- Data provided:
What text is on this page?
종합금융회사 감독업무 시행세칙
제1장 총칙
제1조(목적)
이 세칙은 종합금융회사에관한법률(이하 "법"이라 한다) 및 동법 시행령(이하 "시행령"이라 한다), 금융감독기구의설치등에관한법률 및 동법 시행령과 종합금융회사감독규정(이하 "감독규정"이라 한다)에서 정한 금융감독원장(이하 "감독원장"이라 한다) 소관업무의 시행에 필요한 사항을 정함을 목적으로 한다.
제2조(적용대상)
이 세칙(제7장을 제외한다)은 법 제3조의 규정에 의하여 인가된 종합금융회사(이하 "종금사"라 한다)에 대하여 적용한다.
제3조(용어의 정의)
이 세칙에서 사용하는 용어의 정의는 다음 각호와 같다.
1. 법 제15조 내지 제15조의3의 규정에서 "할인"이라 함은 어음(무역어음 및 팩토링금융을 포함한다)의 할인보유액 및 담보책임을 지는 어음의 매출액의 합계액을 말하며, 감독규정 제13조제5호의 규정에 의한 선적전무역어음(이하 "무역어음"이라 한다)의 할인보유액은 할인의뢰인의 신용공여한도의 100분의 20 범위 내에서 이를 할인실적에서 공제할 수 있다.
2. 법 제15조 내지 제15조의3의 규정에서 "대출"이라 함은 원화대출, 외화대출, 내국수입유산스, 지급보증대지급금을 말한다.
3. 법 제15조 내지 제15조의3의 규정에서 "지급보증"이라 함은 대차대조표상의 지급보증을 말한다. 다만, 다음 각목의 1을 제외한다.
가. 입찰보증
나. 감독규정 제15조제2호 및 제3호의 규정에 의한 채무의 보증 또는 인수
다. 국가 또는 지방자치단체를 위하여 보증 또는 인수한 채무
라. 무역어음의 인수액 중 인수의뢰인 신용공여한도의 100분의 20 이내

- What is being asked: Faithfully copy every entry, leaving nothing out.

- Reply:
What text is on this page?
종합금융회사 감독업무 시행세칙
제1장 총칙
제1조(목적)
이 세칙은 종합금융회사에관한법률(이하 "법"이라 한다) 및 동법 시행령(이하 "시행령"이라 한다), 금융감독기구의설치등에관한법률 및 동법 시행령과 종합금융회사감독규정(이하 "감독규정"이라 한다)에서 정한 금융감독원장(이하 "감독원장"이라 한다) 소관업무의 시행에 필요한 사항을 정함을 목적으로 한다.
제2조(적용대상)
이 세칙(제7장을 제외한다)은 법 제3조의 규정에 의하여 인가된 종합금융회사(이하 "종금사"라 한다)에 대하여 적용한다.
제3조(용어의 정의)
이 세칙에서 사용하는 용어의 정의는 다음 각호와 같다.
1. 법 제15조 내지 제15조의3의 규정에서 "할인"이라 함은 어음(무역어음 및 팩토링금융을 포함한다)의 할인보유액 및 담보책임을 지는 어음의 매출액의 합계액을 말하며, 감독규정 제13조제5호의 규정에 의한 선적전무역어음(이하 "무역어음"이라 한다)의 할인보유액은 할인의뢰인의 신용공여한도의 100분의 20 범위 내에서 이를 할인실적에서 공제할 수 있다.
2. 법 제15조 내지 제15조의3의 규정에서 "대출"이라 함은 원화대출, 외화대출, 내국수입유산스, 지급보증대지급금을 말한다.
3. 법 제15조 내지 제15조의3의 규정에서 "지급보증"이라 함은 대차대조표상의 지급보증을 말한다. 다만, 다음 각목의 1을 제외한다.
가. 입찰보증
나. 감독규정 제15조제2호 및 제3호의 규정에 의한 채무의 보증 또는 인수
다. 국가 또는 지방자치단체를 위하여 보증 또는 인수한 채무
라. 무역어음의 인수액 중 인수의뢰인 신용공여한도의 100분의 20 이내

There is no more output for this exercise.